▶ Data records
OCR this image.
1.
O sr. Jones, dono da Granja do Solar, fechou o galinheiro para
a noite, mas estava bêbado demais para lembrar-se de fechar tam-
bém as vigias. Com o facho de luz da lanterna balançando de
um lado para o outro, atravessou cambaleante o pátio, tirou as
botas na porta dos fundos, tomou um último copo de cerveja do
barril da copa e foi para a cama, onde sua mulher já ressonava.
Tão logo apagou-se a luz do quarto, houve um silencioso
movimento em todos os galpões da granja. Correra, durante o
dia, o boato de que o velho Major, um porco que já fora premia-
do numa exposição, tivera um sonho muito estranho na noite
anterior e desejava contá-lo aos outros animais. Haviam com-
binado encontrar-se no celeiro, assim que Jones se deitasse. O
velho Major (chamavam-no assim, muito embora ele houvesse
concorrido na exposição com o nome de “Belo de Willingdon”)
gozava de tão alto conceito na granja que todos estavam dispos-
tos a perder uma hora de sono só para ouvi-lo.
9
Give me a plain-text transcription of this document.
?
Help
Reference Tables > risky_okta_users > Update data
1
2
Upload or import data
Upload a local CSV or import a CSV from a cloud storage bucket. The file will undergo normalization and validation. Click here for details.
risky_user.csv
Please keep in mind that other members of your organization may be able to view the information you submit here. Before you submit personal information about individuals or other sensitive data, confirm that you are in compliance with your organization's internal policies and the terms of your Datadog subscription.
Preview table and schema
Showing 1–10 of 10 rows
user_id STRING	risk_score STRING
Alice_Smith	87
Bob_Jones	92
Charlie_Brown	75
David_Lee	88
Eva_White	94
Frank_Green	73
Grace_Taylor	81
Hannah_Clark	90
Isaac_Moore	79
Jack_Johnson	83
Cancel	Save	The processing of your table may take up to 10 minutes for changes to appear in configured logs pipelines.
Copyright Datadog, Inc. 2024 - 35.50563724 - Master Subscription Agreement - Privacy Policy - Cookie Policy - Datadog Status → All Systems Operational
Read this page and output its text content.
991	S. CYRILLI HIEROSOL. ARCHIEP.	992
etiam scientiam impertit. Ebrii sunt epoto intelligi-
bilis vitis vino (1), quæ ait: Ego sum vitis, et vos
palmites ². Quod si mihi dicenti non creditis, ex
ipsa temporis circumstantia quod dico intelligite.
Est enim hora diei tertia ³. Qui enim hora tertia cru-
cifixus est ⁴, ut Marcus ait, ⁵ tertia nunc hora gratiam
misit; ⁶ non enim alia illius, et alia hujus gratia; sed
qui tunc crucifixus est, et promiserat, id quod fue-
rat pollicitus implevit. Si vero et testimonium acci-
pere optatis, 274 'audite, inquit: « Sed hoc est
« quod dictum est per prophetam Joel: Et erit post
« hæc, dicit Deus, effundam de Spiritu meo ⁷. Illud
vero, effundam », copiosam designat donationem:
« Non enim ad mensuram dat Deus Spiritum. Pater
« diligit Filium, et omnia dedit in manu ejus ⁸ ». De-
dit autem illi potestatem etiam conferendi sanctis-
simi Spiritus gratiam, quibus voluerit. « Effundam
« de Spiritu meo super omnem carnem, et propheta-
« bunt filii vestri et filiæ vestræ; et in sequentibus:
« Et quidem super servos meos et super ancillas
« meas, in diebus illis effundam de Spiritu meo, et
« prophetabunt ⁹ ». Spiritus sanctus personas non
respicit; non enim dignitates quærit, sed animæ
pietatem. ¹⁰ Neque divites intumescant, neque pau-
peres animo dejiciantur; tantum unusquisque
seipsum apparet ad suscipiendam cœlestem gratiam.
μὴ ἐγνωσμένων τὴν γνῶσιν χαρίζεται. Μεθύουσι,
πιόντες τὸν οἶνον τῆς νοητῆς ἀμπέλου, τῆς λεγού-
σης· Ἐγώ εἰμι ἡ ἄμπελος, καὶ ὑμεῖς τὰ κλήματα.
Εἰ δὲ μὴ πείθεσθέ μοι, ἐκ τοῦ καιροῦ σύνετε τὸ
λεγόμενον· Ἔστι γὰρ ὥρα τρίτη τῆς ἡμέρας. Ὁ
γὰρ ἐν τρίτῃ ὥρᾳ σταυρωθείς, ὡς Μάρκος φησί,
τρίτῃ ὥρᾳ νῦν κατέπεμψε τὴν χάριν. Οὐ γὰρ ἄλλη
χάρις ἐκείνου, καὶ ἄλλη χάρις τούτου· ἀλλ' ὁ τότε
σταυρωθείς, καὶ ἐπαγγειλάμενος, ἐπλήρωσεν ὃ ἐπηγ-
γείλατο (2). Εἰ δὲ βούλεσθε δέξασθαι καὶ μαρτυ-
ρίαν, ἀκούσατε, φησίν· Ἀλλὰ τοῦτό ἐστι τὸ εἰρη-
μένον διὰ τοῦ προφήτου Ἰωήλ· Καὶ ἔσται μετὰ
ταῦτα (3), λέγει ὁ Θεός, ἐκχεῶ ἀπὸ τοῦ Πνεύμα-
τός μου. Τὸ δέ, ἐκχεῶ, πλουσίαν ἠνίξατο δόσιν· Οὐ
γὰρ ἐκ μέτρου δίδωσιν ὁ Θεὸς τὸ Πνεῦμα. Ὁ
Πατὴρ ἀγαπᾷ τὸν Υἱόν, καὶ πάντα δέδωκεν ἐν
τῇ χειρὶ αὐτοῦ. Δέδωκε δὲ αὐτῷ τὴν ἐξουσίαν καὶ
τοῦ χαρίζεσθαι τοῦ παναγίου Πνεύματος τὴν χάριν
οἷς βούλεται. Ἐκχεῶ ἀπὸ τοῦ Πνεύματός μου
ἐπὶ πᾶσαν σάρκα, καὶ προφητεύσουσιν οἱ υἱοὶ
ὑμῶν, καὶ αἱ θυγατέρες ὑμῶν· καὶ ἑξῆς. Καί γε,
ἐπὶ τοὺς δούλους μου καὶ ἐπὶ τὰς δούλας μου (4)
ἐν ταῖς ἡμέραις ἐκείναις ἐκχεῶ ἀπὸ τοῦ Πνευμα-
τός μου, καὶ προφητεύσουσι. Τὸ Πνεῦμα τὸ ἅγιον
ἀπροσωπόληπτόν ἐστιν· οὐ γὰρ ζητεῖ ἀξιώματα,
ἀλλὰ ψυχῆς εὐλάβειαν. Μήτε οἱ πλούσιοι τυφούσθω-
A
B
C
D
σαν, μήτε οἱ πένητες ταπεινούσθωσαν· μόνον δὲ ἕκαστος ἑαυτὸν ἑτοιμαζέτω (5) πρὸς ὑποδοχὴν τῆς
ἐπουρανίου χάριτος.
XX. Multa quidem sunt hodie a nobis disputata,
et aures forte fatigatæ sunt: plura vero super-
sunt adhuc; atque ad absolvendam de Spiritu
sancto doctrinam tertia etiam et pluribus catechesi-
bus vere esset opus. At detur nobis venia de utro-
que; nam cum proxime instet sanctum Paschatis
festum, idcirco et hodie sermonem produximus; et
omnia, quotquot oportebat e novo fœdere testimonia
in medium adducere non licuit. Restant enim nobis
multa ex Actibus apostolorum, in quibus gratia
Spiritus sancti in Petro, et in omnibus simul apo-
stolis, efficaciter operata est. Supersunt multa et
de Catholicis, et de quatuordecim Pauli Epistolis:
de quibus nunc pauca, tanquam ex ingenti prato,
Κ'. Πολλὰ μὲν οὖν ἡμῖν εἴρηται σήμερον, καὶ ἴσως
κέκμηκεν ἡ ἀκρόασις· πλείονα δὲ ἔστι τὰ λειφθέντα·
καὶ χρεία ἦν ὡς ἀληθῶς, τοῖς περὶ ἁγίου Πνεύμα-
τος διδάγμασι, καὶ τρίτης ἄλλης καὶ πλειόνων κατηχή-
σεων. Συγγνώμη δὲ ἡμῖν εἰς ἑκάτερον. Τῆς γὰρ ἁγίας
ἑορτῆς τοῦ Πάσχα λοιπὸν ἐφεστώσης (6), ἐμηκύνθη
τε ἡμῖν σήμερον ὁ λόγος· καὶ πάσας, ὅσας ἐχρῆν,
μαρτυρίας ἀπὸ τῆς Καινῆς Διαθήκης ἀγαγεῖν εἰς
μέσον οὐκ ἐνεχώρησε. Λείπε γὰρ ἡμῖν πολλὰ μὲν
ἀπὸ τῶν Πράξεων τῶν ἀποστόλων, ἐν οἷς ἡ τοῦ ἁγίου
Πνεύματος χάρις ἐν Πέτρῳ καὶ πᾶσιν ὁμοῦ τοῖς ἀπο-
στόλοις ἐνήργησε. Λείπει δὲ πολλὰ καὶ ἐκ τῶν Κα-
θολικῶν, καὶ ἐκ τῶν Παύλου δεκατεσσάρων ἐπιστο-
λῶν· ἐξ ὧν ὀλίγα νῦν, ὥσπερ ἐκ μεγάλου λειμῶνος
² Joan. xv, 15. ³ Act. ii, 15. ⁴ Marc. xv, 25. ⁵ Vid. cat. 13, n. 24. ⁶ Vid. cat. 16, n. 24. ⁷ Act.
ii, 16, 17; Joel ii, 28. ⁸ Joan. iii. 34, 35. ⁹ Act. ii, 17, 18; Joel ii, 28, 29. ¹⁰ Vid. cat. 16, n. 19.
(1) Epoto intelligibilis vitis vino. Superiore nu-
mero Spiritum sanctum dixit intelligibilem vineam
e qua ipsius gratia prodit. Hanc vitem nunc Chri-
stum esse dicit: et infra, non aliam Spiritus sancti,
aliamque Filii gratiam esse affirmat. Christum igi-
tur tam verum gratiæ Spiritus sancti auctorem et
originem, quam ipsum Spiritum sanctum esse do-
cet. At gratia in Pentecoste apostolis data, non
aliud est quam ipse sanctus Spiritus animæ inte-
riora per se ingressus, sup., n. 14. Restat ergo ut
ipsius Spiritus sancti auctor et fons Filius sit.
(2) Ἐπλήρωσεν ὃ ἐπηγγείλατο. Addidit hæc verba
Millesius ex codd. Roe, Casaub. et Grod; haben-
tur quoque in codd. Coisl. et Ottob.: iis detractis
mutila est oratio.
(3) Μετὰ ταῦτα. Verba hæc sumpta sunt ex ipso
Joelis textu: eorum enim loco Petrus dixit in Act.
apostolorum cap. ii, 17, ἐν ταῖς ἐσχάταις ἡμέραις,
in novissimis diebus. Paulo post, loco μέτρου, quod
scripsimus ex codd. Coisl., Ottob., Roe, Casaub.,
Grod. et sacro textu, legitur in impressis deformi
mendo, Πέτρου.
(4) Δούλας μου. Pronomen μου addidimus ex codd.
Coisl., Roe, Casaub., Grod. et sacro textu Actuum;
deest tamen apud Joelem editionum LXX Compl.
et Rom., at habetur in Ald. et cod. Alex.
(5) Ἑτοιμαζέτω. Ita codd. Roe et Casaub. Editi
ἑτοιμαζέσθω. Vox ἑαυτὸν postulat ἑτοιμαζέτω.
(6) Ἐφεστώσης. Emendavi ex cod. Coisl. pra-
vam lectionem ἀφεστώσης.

▶ Problem requirements
Lines containing the word "χάρις" must all be returned from the material above.

▶ The result
χάρις ἐκείνου, καὶ ἄλλη χάρις τούτου· ἀλλ' ὁ τότε
Πνεύματος χάρις ἐν Πέτρῳ καὶ πᾶσιν ὁμοῦ τοῖς ἀπο-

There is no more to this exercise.